▶ **Exercise objective**:
Faithfully return all lines, omitting every embedded picture.

▶ **Provided information**:
════

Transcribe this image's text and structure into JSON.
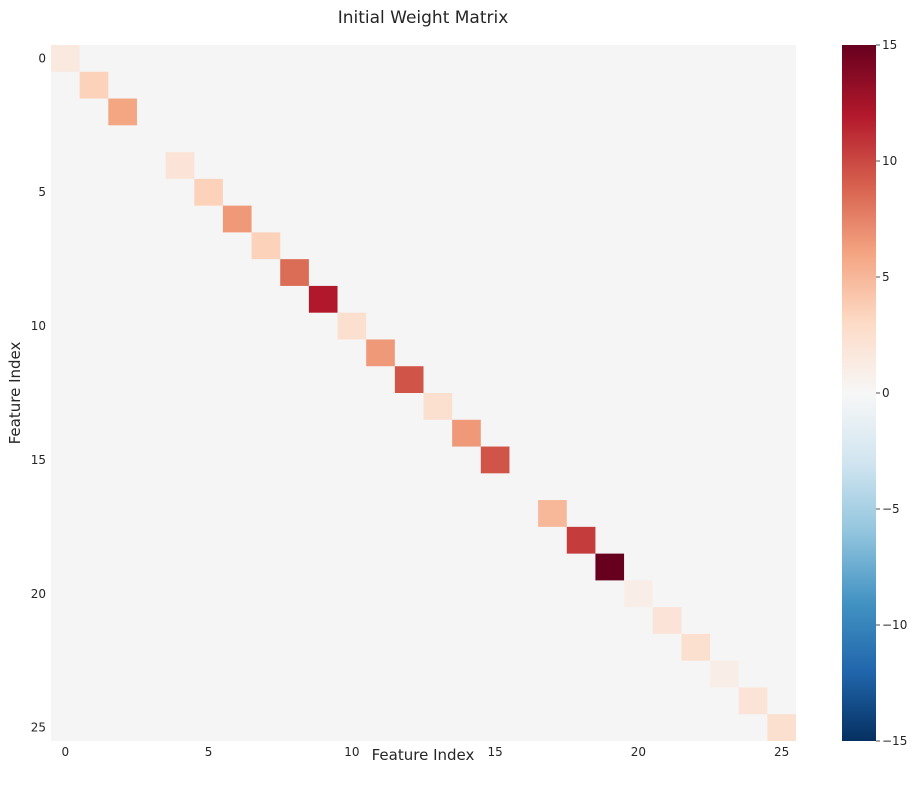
{
  "chart_data": {
    "type": "heatmap",
    "title": "Initial Weight Matrix",
    "xlabel": "Feature Index",
    "ylabel": "Feature Index",
    "size": 26,
    "default_value": 0,
    "background_color": "#f5f5f5",
    "cells": [
      {
        "row": 0,
        "col": 0,
        "value": 1.5
      },
      {
        "row": 1,
        "col": 1,
        "value": 3.5
      },
      {
        "row": 2,
        "col": 2,
        "value": 6.0
      },
      {
        "row": 4,
        "col": 4,
        "value": 2.0
      },
      {
        "row": 5,
        "col": 5,
        "value": 3.5
      },
      {
        "row": 6,
        "col": 6,
        "value": 6.5
      },
      {
        "row": 7,
        "col": 7,
        "value": 3.5
      },
      {
        "row": 8,
        "col": 8,
        "value": 8.5
      },
      {
        "row": 9,
        "col": 9,
        "value": 12.0
      },
      {
        "row": 10,
        "col": 10,
        "value": 2.5
      },
      {
        "row": 11,
        "col": 11,
        "value": 6.5
      },
      {
        "row": 12,
        "col": 12,
        "value": 9.5
      },
      {
        "row": 13,
        "col": 13,
        "value": 2.5
      },
      {
        "row": 14,
        "col": 14,
        "value": 6.5
      },
      {
        "row": 15,
        "col": 15,
        "value": 9.5
      },
      {
        "row": 17,
        "col": 17,
        "value": 5.0
      },
      {
        "row": 18,
        "col": 18,
        "value": 10.5
      },
      {
        "row": 19,
        "col": 19,
        "value": 15.0
      },
      {
        "row": 20,
        "col": 20,
        "value": 1.0
      },
      {
        "row": 21,
        "col": 21,
        "value": 2.0
      },
      {
        "row": 22,
        "col": 22,
        "value": 2.5
      },
      {
        "row": 23,
        "col": 23,
        "value": 1.0
      },
      {
        "row": 24,
        "col": 24,
        "value": 2.0
      },
      {
        "row": 25,
        "col": 25,
        "value": 2.5
      }
    ],
    "x_ticks": [
      "0",
      "5",
      "10",
      "15",
      "20",
      "25"
    ],
    "y_ticks": [
      "0",
      "5",
      "10",
      "15",
      "20",
      "25"
    ],
    "colorbar": {
      "vmin": -15,
      "vmax": 15,
      "colormap": "RdBu_r",
      "ticks": [
        "15",
        "10",
        "5",
        "0",
        "−5",
        "−10",
        "−15"
      ]
    }
  }
}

════

▶ **Solution**:
Transcribe this image's text and structure into JSON.
{
  "chart_data": {
    "type": "heatmap",
    "title": "Initial Weight Matrix",
    "xlabel": "Feature Index",
    "ylabel": "Feature Index",
    "size": 26,
    "default_value": 0,
    "background_color": "#f5f5f5",
    "cells": [
      {
        "row": 0,
        "col": 0,
        "value": 1.5
      },
      {
        "row": 1,
        "col": 1,
        "value": 3.5
      },
      {
        "row": 2,
        "col": 2,
        "value": 6.0
      },
      {
        "row": 4,
        "col": 4,
        "value": 2.0
      },
      {
        "row": 5,
        "col": 5,
        "value": 3.5
      },
      {
        "row": 6,
        "col": 6,
        "value": 6.5
      },
      {
        "row": 7,
        "col": 7,
        "value": 3.5
      },
      {
        "row": 8,
        "col": 8,
        "value": 8.5
      },
      {
        "row": 9,
        "col": 9,
        "value": 12.0
      },
      {
        "row": 10,
        "col": 10,
        "value": 2.5
      },
      {
        "row": 11,
        "col": 11,
        "value": 6.5
      },
      {
        "row": 12,
        "col": 12,
        "value": 9.5
      },
      {
        "row": 13,
        "col": 13,
        "value": 2.5
      },
      {
        "row": 14,
        "col": 14,
        "value": 6.5
      },
      {
        "row": 15,
        "col": 15,
        "value": 9.5
      },
      {
        "row": 17,
        "col": 17,
        "value": 5.0
      },
      {
        "row": 18,
        "col": 18,
        "value": 10.5
      },
      {
        "row": 19,
        "col": 19,
        "value": 15.0
      },
      {
        "row": 20,
        "col": 20,
        "value": 1.0
      },
      {
        "row": 21,
        "col": 21,
        "value": 2.0
      },
      {
        "row": 22,
        "col": 22,
        "value": 2.5
      },
      {
        "row": 23,
        "col": 23,
        "value": 1.0
      },
      {
        "row": 24,
        "col": 24,
        "value": 2.0
      },
      {
        "row": 25,
        "col": 25,
        "value": 2.5
      }
    ],
    "x_ticks": [
      "0",
      "5",
      "10",
      "15",
      "20",
      "25"
    ],
    "y_ticks": [
      "0",
      "5",
      "10",
      "15",
      "20",
      "25"
    ],
    "colorbar": {
      "vmin": -15,
      "vmax": 15,
      "colormap": "RdBu_r",
      "ticks": [
        "15",
        "10",
        "5",
        "0",
        "−5",
        "−10",
        "−15"
      ]
    }
  }
}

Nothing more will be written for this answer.